Data entries:
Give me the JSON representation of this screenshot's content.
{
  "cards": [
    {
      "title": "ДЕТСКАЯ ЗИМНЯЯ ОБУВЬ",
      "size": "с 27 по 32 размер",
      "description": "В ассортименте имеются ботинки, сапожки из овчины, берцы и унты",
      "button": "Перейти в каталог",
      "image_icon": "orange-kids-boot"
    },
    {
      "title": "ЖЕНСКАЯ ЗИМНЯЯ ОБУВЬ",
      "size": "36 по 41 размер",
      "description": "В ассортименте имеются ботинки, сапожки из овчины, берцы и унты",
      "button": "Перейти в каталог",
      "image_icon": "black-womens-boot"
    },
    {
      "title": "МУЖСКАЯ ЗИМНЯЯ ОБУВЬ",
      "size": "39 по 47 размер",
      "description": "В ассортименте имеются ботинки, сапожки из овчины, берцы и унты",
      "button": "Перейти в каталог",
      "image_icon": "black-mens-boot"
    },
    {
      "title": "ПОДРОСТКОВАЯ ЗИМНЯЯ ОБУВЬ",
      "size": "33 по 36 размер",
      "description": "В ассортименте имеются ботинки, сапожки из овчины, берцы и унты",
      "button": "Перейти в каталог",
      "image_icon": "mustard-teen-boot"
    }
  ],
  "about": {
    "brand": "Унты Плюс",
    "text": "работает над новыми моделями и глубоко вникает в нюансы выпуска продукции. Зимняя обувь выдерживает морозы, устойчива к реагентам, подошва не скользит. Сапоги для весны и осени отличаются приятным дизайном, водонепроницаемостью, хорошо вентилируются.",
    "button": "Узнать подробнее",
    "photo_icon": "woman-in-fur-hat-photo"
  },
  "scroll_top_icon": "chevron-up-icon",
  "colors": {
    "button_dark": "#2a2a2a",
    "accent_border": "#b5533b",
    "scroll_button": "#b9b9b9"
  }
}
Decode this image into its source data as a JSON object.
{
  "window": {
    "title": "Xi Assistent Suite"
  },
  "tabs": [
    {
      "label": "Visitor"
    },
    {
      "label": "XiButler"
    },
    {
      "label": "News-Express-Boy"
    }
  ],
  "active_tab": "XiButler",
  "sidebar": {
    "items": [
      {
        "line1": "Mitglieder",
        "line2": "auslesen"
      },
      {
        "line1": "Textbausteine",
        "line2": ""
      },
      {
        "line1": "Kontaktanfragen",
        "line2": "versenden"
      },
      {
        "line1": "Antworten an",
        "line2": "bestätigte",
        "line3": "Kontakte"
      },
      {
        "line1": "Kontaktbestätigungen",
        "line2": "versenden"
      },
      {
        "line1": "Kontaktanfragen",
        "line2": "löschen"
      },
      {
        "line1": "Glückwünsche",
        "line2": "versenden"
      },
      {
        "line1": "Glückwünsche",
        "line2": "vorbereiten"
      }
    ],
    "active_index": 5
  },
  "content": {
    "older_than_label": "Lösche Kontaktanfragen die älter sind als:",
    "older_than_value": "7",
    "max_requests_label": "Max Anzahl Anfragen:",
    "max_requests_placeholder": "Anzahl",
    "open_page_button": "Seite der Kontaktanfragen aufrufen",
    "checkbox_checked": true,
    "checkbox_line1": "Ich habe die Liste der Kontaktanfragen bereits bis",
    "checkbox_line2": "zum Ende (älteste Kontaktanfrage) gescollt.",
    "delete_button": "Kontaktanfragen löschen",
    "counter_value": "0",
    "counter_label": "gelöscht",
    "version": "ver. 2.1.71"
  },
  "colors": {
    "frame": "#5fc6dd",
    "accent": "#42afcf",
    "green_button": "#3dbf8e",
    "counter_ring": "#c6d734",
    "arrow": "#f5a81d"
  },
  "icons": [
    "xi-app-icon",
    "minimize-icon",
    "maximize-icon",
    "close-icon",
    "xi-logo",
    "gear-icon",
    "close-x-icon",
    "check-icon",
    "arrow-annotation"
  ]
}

§ TASK BRIEF: Please reproduce each line exactly as written.

§ COMPLETE ANSWER:
Give me the JSON representation of this screenshot's content.
{
  "cards": [
    {
      "title": "ДЕТСКАЯ ЗИМНЯЯ ОБУВЬ",
      "size": "с 27 по 32 размер",
      "description": "В ассортименте имеются ботинки, сапожки из овчины, берцы и унты",
      "button": "Перейти в каталог",
      "image_icon": "orange-kids-boot"
    },
    {
      "title": "ЖЕНСКАЯ ЗИМНЯЯ ОБУВЬ",
      "size": "36 по 41 размер",
      "description": "В ассортименте имеются ботинки, сапожки из овчины, берцы и унты",
      "button": "Перейти в каталог",
      "image_icon": "black-womens-boot"
    },
    {
      "title": "МУЖСКАЯ ЗИМНЯЯ ОБУВЬ",
      "size": "39 по 47 размер",
      "description": "В ассортименте имеются ботинки, сапожки из овчины, берцы и унты",
      "button": "Перейти в каталог",
      "image_icon": "black-mens-boot"
    },
    {
      "title": "ПОДРОСТКОВАЯ ЗИМНЯЯ ОБУВЬ",
      "size": "33 по 36 размер",
      "description": "В ассортименте имеются ботинки, сапожки из овчины, берцы и унты",
      "button": "Перейти в каталог",
      "image_icon": "mustard-teen-boot"
    }
  ],
  "about": {
    "brand": "Унты Плюс",
    "text": "работает над новыми моделями и глубоко вникает в нюансы выпуска продукции. Зимняя обувь выдерживает морозы, устойчива к реагентам, подошва не скользит. Сапоги для весны и осени отличаются приятным дизайном, водонепроницаемостью, хорошо вентилируются.",
    "button": "Узнать подробнее",
    "photo_icon": "woman-in-fur-hat-photo"
  },
  "scroll_top_icon": "chevron-up-icon",
  "colors": {
    "button_dark": "#2a2a2a",
    "accent_border": "#b5533b",
    "scroll_button": "#b9b9b9"
  }
}
Decode this image into its source data as a JSON object.
{
  "window": {
    "title": "Xi Assistent Suite"
  },
  "tabs": [
    {
      "label": "Visitor"
    },
    {
      "label": "XiButler"
    },
    {
      "label": "News-Express-Boy"
    }
  ],
  "active_tab": "XiButler",
  "sidebar": {
    "items": [
      {
        "line1": "Mitglieder",
        "line2": "auslesen"
      },
      {
        "line1": "Textbausteine",
        "line2": ""
      },
      {
        "line1": "Kontaktanfragen",
        "line2": "versenden"
      },
      {
        "line1": "Antworten an",
        "line2": "bestätigte",
        "line3": "Kontakte"
      },
      {
        "line1": "Kontaktbestätigungen",
        "line2": "versenden"
      },
      {
        "line1": "Kontaktanfragen",
        "line2": "löschen"
      },
      {
        "line1": "Glückwünsche",
        "line2": "versenden"
      },
      {
        "line1": "Glückwünsche",
        "line2": "vorbereiten"
      }
    ],
    "active_index": 5
  },
  "content": {
    "older_than_label": "Lösche Kontaktanfragen die älter sind als:",
    "older_than_value": "7",
    "max_requests_label": "Max Anzahl Anfragen:",
    "max_requests_placeholder": "Anzahl",
    "open_page_button": "Seite der Kontaktanfragen aufrufen",
    "checkbox_checked": true,
    "checkbox_line1": "Ich habe die Liste der Kontaktanfragen bereits bis",
    "checkbox_line2": "zum Ende (älteste Kontaktanfrage) gescollt.",
    "delete_button": "Kontaktanfragen löschen",
    "counter_value": "0",
    "counter_label": "gelöscht",
    "version": "ver. 2.1.71"
  },
  "colors": {
    "frame": "#5fc6dd",
    "accent": "#42afcf",
    "green_button": "#3dbf8e",
    "counter_ring": "#c6d734",
    "arrow": "#f5a81d"
  },
  "icons": [
    "xi-app-icon",
    "minimize-icon",
    "maximize-icon",
    "close-icon",
    "xi-logo",
    "gear-icon",
    "close-x-icon",
    "check-icon",
    "arrow-annotation"
  ]
}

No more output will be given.